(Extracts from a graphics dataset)
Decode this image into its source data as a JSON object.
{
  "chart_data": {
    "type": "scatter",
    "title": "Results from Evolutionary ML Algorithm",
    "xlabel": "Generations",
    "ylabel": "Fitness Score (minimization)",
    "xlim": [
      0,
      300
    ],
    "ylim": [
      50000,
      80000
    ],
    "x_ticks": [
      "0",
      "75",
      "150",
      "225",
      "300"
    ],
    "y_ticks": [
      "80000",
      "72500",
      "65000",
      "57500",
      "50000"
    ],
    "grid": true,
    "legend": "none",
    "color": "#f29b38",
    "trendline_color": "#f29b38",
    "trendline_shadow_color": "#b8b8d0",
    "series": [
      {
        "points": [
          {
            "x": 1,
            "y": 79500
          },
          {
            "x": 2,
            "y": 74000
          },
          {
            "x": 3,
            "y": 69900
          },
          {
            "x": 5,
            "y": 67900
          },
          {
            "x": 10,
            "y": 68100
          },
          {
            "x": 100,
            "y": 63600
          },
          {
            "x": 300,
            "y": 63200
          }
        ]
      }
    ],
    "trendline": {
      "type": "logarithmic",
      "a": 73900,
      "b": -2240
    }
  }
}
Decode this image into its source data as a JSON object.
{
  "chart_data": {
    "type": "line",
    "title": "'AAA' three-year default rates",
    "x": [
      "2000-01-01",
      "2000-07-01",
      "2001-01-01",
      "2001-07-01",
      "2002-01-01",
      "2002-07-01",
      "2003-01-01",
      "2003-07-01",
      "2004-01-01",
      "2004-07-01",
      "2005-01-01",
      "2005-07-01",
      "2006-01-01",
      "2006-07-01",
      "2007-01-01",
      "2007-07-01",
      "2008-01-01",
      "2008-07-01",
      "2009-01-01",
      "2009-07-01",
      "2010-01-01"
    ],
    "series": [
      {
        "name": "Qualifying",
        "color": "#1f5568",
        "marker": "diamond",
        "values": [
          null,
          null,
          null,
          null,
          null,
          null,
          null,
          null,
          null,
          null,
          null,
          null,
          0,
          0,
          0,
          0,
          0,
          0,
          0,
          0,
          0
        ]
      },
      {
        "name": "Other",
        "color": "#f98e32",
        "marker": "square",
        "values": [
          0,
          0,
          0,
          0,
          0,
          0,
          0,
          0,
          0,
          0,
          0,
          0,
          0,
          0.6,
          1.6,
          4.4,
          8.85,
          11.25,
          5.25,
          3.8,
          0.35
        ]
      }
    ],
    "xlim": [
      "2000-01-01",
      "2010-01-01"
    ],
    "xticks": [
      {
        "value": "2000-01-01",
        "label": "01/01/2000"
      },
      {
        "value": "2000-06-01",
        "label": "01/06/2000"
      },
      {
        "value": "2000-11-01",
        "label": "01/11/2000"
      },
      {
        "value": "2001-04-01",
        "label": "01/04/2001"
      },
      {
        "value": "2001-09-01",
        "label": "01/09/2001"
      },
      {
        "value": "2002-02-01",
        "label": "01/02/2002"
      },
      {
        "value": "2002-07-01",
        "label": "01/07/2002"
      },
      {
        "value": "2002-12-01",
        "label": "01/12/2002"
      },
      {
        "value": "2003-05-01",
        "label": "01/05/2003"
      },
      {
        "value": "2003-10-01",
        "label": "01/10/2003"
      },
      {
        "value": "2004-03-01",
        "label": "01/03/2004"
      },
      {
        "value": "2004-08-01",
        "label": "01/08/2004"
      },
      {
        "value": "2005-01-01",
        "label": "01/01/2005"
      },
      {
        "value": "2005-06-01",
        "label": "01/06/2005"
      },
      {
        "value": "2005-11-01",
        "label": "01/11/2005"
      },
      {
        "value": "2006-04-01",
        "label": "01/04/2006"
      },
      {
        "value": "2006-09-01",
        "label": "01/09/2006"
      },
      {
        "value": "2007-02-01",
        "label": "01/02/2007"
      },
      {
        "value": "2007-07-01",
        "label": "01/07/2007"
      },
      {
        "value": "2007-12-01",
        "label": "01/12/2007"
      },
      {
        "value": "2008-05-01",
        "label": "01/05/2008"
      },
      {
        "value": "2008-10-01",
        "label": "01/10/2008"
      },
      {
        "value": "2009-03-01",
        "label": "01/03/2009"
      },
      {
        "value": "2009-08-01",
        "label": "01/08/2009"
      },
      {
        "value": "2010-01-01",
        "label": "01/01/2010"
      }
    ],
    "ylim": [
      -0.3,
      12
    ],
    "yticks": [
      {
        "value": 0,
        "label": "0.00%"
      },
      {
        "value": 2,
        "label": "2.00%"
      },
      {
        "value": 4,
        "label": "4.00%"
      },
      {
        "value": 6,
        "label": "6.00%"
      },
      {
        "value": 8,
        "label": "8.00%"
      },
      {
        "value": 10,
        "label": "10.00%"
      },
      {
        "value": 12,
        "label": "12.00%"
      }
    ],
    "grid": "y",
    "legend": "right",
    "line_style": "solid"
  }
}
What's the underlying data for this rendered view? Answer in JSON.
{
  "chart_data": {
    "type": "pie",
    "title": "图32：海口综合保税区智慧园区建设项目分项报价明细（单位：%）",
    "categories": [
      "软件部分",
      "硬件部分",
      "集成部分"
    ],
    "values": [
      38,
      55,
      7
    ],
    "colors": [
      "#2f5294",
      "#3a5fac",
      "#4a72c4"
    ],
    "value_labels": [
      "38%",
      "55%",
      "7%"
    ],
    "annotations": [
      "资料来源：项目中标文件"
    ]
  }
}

> **Problem to work on**
Copy all the records above exactly, missing none.

> **Task response**
Decode this image into its source data as a JSON object.
{
  "chart_data": {
    "type": "scatter",
    "title": "Results from Evolutionary ML Algorithm",
    "xlabel": "Generations",
    "ylabel": "Fitness Score (minimization)",
    "xlim": [
      0,
      300
    ],
    "ylim": [
      50000,
      80000
    ],
    "x_ticks": [
      "0",
      "75",
      "150",
      "225",
      "300"
    ],
    "y_ticks": [
      "80000",
      "72500",
      "65000",
      "57500",
      "50000"
    ],
    "grid": true,
    "legend": "none",
    "color": "#f29b38",
    "trendline_color": "#f29b38",
    "trendline_shadow_color": "#b8b8d0",
    "series": [
      {
        "points": [
          {
            "x": 1,
            "y": 79500
          },
          {
            "x": 2,
            "y": 74000
          },
          {
            "x": 3,
            "y": 69900
          },
          {
            "x": 5,
            "y": 67900
          },
          {
            "x": 10,
            "y": 68100
          },
          {
            "x": 100,
            "y": 63600
          },
          {
            "x": 300,
            "y": 63200
          }
        ]
      }
    ],
    "trendline": {
      "type": "logarithmic",
      "a": 73900,
      "b": -2240
    }
  }
}
Decode this image into its source data as a JSON object.
{
  "chart_data": {
    "type": "line",
    "title": "'AAA' three-year default rates",
    "x": [
      "2000-01-01",
      "2000-07-01",
      "2001-01-01",
      "2001-07-01",
      "2002-01-01",
      "2002-07-01",
      "2003-01-01",
      "2003-07-01",
      "2004-01-01",
      "2004-07-01",
      "2005-01-01",
      "2005-07-01",
      "2006-01-01",
      "2006-07-01",
      "2007-01-01",
      "2007-07-01",
      "2008-01-01",
      "2008-07-01",
      "2009-01-01",
      "2009-07-01",
      "2010-01-01"
    ],
    "series": [
      {
        "name": "Qualifying",
        "color": "#1f5568",
        "marker": "diamond",
        "values": [
          null,
          null,
          null,
          null,
          null,
          null,
          null,
          null,
          null,
          null,
          null,
          null,
          0,
          0,
          0,
          0,
          0,
          0,
          0,
          0,
          0
        ]
      },
      {
        "name": "Other",
        "color": "#f98e32",
        "marker": "square",
        "values": [
          0,
          0,
          0,
          0,
          0,
          0,
          0,
          0,
          0,
          0,
          0,
          0,
          0,
          0.6,
          1.6,
          4.4,
          8.85,
          11.25,
          5.25,
          3.8,
          0.35
        ]
      }
    ],
    "xlim": [
      "2000-01-01",
      "2010-01-01"
    ],
    "xticks": [
      {
        "value": "2000-01-01",
        "label": "01/01/2000"
      },
      {
        "value": "2000-06-01",
        "label": "01/06/2000"
      },
      {
        "value": "2000-11-01",
        "label": "01/11/2000"
      },
      {
        "value": "2001-04-01",
        "label": "01/04/2001"
      },
      {
        "value": "2001-09-01",
        "label": "01/09/2001"
      },
      {
        "value": "2002-02-01",
        "label": "01/02/2002"
      },
      {
        "value": "2002-07-01",
        "label": "01/07/2002"
      },
      {
        "value": "2002-12-01",
        "label": "01/12/2002"
      },
      {
        "value": "2003-05-01",
        "label": "01/05/2003"
      },
      {
        "value": "2003-10-01",
        "label": "01/10/2003"
      },
      {
        "value": "2004-03-01",
        "label": "01/03/2004"
      },
      {
        "value": "2004-08-01",
        "label": "01/08/2004"
      },
      {
        "value": "2005-01-01",
        "label": "01/01/2005"
      },
      {
        "value": "2005-06-01",
        "label": "01/06/2005"
      },
      {
        "value": "2005-11-01",
        "label": "01/11/2005"
      },
      {
        "value": "2006-04-01",
        "label": "01/04/2006"
      },
      {
        "value": "2006-09-01",
        "label": "01/09/2006"
      },
      {
        "value": "2007-02-01",
        "label": "01/02/2007"
      },
      {
        "value": "2007-07-01",
        "label": "01/07/2007"
      },
      {
        "value": "2007-12-01",
        "label": "01/12/2007"
      },
      {
        "value": "2008-05-01",
        "label": "01/05/2008"
      },
      {
        "value": "2008-10-01",
        "label": "01/10/2008"
      },
      {
        "value": "2009-03-01",
        "label": "01/03/2009"
      },
      {
        "value": "2009-08-01",
        "label": "01/08/2009"
      },
      {
        "value": "2010-01-01",
        "label": "01/01/2010"
      }
    ],
    "ylim": [
      -0.3,
      12
    ],
    "yticks": [
      {
        "value": 0,
        "label": "0.00%"
      },
      {
        "value": 2,
        "label": "2.00%"
      },
      {
        "value": 4,
        "label": "4.00%"
      },
      {
        "value": 6,
        "label": "6.00%"
      },
      {
        "value": 8,
        "label": "8.00%"
      },
      {
        "value": 10,
        "label": "10.00%"
      },
      {
        "value": 12,
        "label": "12.00%"
      }
    ],
    "grid": "y",
    "legend": "right",
    "line_style": "solid"
  }
}
What's the underlying data for this rendered view? Answer in JSON.
{
  "chart_data": {
    "type": "pie",
    "title": "图32：海口综合保税区智慧园区建设项目分项报价明细（单位：%）",
    "categories": [
      "软件部分",
      "硬件部分",
      "集成部分"
    ],
    "values": [
      38,
      55,
      7
    ],
    "colors": [
      "#2f5294",
      "#3a5fac",
      "#4a72c4"
    ],
    "value_labels": [
      "38%",
      "55%",
      "7%"
    ],
    "annotations": [
      "资料来源：项目中标文件"
    ]
  }
}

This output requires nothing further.